__WRITTEN EXERCISE__. Retype all of the listing exactly, passing over any picture you find.
===== INPUT RECORDS
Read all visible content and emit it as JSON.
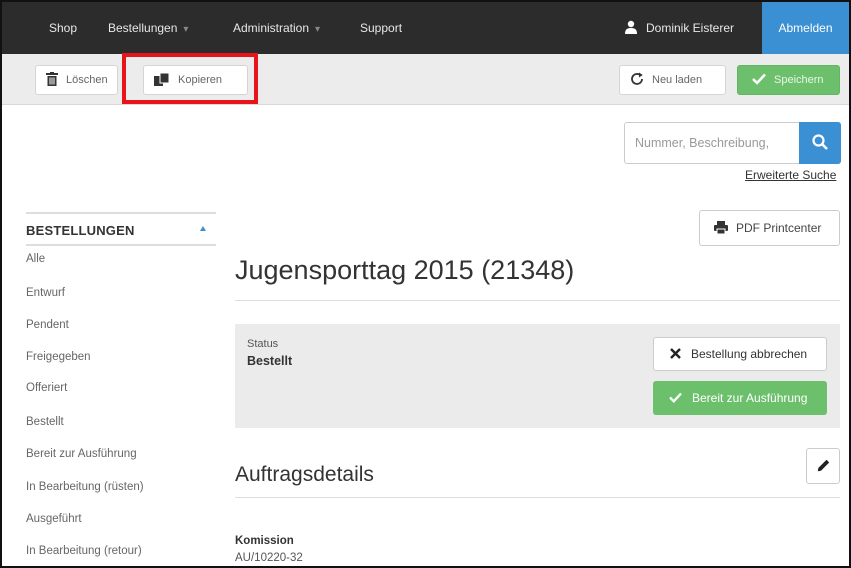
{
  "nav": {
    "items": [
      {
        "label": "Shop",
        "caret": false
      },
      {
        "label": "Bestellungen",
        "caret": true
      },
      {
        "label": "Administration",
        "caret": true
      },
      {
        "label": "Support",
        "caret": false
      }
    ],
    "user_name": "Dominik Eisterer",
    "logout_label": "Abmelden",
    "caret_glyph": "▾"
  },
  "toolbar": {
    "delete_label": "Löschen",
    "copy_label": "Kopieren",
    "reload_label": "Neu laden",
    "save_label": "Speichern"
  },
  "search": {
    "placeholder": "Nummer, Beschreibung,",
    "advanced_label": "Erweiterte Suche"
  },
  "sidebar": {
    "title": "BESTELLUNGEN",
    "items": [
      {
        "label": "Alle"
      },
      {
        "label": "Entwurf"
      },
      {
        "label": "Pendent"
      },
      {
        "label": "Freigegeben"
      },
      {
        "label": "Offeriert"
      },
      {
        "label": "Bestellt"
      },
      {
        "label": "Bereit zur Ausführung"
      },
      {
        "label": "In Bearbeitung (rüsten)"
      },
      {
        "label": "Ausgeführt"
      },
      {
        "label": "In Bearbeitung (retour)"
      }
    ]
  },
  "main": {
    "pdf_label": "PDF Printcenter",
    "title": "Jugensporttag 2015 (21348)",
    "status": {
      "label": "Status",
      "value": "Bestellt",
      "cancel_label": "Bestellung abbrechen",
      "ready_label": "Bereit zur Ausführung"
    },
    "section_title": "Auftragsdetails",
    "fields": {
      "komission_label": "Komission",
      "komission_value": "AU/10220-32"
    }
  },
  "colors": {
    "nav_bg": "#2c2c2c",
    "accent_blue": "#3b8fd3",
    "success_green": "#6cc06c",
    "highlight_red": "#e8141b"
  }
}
==========
__EXPECTED OUTPUT__.
Read all visible content and emit it as JSON.
{
  "nav": {
    "items": [
      {
        "label": "Shop",
        "caret": false
      },
      {
        "label": "Bestellungen",
        "caret": true
      },
      {
        "label": "Administration",
        "caret": true
      },
      {
        "label": "Support",
        "caret": false
      }
    ],
    "user_name": "Dominik Eisterer",
    "logout_label": "Abmelden",
    "caret_glyph": "▾"
  },
  "toolbar": {
    "delete_label": "Löschen",
    "copy_label": "Kopieren",
    "reload_label": "Neu laden",
    "save_label": "Speichern"
  },
  "search": {
    "placeholder": "Nummer, Beschreibung,",
    "advanced_label": "Erweiterte Suche"
  },
  "sidebar": {
    "title": "BESTELLUNGEN",
    "items": [
      {
        "label": "Alle"
      },
      {
        "label": "Entwurf"
      },
      {
        "label": "Pendent"
      },
      {
        "label": "Freigegeben"
      },
      {
        "label": "Offeriert"
      },
      {
        "label": "Bestellt"
      },
      {
        "label": "Bereit zur Ausführung"
      },
      {
        "label": "In Bearbeitung (rüsten)"
      },
      {
        "label": "Ausgeführt"
      },
      {
        "label": "In Bearbeitung (retour)"
      }
    ]
  },
  "main": {
    "pdf_label": "PDF Printcenter",
    "title": "Jugensporttag 2015 (21348)",
    "status": {
      "label": "Status",
      "value": "Bestellt",
      "cancel_label": "Bestellung abbrechen",
      "ready_label": "Bereit zur Ausführung"
    },
    "section_title": "Auftragsdetails",
    "fields": {
      "komission_label": "Komission",
      "komission_value": "AU/10220-32"
    }
  },
  "colors": {
    "nav_bg": "#2c2c2c",
    "accent_blue": "#3b8fd3",
    "success_green": "#6cc06c",
    "highlight_red": "#e8141b"
  }
}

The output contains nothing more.